■ TASK DETAILS ■
Will you transcribe all the entries word for word, skipping the pictures they hold?
####
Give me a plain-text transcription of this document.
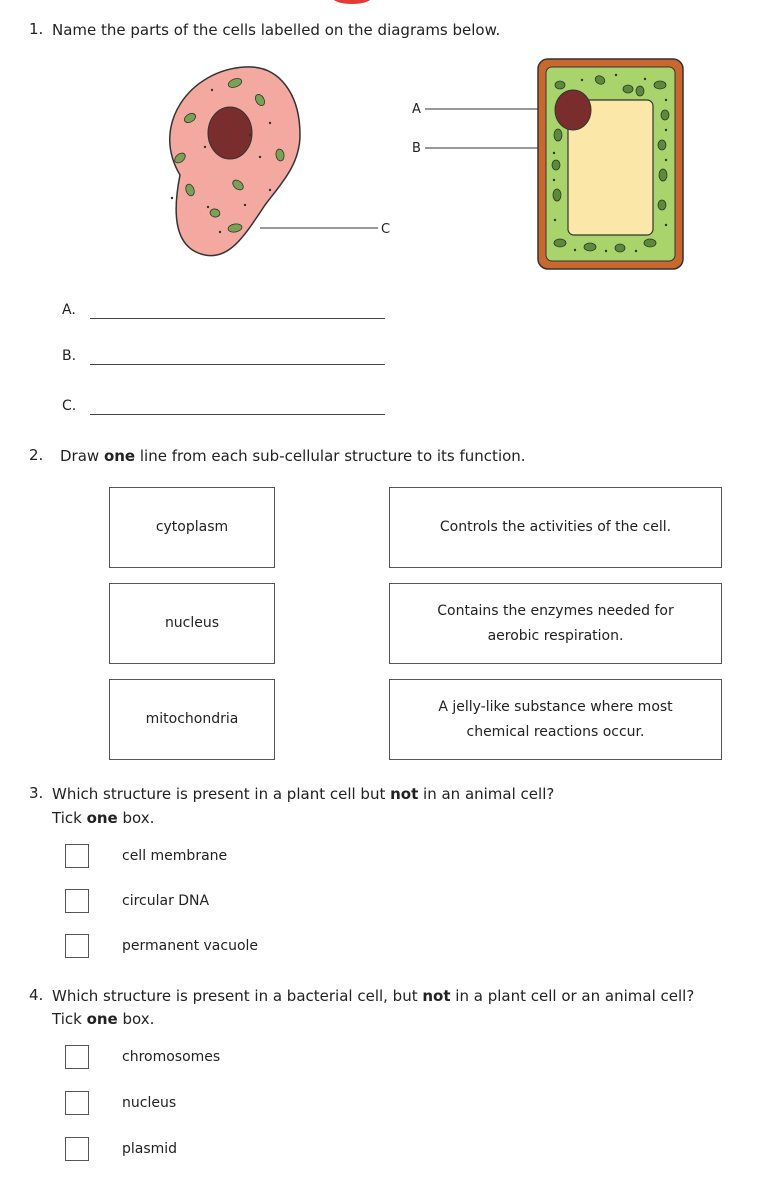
1. Name the parts of the cells labelled on the diagrams below.
C
A
B
A.
B.
C.
2. Draw one line from each sub-cellular structure to its function.
cytoplasm
nucleus
mitochondria
Controls the activities of the cell.
Contains the enzymes needed for
aerobic respiration.
A jelly-like substance where most
chemical reactions occur.
3. Which structure is present in a plant cell but not in an animal cell?
Tick one box.
cell membrane
circular DNA
permanent vacuole
4. Which structure is present in a bacterial cell, but not in a plant cell or an animal cell?
Tick one box.
chromosomes
nucleus
plasmid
####
■ RESULT FOR THIS TASK ■
Give me a plain-text transcription of this document.
1. Name the parts of the cells labelled on the diagrams below.
C
A
B
A.
B.
C.
2. Draw one line from each sub-cellular structure to its function.
cytoplasm
nucleus
mitochondria
Controls the activities of the cell.
Contains the enzymes needed for
aerobic respiration.
A jelly-like substance where most
chemical reactions occur.
3. Which structure is present in a plant cell but not in an animal cell?
Tick one box.
cell membrane
circular DNA
permanent vacuole
4. Which structure is present in a bacterial cell, but not in a plant cell or an animal cell?
Tick one box.
chromosomes
nucleus
plasmid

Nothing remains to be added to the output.